WORK ORDER
Report the lines of the material that carry the string "matrix".

DATA FOR THIS TASK
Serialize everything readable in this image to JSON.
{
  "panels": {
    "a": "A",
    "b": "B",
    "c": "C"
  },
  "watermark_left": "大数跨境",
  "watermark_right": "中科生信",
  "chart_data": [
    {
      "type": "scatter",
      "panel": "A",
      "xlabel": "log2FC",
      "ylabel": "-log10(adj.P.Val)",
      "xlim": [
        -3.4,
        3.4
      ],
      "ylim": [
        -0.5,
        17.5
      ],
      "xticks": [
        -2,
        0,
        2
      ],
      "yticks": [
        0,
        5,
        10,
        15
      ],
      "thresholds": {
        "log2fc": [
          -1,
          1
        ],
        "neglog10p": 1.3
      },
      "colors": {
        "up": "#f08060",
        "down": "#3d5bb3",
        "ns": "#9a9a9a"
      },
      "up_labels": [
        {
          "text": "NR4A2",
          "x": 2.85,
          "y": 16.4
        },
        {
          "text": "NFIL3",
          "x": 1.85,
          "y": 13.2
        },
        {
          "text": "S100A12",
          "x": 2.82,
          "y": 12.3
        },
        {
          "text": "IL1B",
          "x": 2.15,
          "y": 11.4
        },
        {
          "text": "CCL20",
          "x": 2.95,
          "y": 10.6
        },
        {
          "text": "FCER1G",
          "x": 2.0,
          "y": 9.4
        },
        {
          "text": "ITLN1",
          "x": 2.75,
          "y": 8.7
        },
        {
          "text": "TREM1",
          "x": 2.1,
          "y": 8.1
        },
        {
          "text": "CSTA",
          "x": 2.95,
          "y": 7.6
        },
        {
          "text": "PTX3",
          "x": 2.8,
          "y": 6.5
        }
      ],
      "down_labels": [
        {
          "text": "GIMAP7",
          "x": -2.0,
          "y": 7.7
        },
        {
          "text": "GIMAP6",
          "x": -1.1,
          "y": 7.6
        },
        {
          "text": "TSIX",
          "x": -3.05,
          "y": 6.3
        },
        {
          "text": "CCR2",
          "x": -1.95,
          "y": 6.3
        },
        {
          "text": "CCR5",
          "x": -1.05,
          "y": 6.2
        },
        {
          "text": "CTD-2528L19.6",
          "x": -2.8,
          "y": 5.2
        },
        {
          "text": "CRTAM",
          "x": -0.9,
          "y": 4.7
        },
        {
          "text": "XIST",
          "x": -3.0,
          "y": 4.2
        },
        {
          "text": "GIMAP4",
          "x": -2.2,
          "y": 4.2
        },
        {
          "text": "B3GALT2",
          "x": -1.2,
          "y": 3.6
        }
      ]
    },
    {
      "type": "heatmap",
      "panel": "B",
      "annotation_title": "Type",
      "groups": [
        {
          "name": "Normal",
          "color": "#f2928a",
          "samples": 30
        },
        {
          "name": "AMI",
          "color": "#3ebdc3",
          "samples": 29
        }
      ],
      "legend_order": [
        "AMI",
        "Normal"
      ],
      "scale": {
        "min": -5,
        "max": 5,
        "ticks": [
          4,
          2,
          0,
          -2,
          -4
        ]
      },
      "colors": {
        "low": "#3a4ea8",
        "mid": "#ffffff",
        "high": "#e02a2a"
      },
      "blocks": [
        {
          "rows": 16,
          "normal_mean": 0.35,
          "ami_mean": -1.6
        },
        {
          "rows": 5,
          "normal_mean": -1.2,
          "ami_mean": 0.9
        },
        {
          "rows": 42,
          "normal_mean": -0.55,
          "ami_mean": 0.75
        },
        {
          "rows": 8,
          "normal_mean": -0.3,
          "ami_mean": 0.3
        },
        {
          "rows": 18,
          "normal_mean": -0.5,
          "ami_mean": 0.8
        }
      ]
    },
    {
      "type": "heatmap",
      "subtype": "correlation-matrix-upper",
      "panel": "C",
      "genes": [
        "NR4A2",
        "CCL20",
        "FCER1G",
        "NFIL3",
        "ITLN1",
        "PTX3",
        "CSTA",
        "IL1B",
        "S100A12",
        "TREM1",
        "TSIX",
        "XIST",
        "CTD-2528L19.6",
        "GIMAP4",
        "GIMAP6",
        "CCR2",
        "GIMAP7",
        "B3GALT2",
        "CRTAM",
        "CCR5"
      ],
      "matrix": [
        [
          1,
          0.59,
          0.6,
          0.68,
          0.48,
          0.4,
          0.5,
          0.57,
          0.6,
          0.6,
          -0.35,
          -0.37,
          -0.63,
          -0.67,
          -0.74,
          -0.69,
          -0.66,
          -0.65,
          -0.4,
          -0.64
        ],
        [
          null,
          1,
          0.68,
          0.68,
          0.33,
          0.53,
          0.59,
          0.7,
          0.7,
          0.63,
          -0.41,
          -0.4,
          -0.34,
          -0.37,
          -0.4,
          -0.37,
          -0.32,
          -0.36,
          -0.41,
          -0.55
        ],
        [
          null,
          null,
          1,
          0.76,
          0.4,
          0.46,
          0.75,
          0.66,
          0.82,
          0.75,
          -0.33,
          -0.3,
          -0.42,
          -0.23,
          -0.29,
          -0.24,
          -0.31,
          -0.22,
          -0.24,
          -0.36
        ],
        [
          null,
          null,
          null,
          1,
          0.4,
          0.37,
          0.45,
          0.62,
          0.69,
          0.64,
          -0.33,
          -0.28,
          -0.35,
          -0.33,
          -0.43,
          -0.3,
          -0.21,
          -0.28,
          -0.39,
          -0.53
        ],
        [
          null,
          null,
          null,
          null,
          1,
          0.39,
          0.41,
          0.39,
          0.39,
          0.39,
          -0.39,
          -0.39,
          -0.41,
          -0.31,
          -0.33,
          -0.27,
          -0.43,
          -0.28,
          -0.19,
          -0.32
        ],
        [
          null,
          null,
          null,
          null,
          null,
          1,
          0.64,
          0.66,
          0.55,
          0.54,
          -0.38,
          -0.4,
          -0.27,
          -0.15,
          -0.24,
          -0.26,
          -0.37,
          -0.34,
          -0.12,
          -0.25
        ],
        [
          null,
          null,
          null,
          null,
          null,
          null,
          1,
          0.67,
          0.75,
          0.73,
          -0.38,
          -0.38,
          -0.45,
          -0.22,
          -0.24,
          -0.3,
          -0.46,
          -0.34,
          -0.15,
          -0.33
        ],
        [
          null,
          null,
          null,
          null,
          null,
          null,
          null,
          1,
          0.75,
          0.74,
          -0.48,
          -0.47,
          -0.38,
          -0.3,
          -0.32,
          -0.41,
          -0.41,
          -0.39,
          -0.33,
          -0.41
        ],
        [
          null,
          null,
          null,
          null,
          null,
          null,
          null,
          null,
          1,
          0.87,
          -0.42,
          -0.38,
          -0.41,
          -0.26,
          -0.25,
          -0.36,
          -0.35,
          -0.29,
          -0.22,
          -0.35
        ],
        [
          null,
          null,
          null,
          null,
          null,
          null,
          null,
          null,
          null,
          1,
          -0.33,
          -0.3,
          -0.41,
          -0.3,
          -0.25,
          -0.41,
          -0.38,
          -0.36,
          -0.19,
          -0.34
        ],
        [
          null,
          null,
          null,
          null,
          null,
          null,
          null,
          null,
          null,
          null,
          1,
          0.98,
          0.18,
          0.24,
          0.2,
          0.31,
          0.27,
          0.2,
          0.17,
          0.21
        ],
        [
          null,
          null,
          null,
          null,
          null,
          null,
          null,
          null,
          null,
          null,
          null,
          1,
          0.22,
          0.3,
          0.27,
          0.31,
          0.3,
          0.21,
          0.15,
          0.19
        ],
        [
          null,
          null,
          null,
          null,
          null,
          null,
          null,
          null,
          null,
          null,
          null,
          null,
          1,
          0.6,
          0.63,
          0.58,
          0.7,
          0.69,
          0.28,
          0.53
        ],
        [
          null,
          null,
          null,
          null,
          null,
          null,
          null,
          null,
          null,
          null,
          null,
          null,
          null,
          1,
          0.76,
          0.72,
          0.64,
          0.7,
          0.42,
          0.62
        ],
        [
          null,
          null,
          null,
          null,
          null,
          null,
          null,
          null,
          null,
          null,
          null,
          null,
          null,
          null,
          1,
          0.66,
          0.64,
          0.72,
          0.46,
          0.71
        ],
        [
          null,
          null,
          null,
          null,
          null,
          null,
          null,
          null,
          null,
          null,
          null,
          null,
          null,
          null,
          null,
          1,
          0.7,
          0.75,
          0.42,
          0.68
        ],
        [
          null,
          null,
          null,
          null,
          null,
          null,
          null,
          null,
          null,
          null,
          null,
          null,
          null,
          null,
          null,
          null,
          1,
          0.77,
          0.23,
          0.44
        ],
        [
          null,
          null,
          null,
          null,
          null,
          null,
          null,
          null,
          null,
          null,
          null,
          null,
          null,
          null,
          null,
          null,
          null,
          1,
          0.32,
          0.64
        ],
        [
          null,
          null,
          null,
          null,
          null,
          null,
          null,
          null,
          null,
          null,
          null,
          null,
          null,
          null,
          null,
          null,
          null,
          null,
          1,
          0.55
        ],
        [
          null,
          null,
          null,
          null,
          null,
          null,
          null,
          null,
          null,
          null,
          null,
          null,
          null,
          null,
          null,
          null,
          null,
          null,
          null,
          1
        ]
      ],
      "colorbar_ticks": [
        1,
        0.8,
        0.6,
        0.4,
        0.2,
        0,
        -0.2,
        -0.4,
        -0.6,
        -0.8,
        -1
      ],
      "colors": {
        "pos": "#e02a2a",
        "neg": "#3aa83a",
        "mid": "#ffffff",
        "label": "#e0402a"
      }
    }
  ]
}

SOLUTION FOR THIS EXERCISE
      "subtype": "correlation-matrix-upper",
      "matrix": [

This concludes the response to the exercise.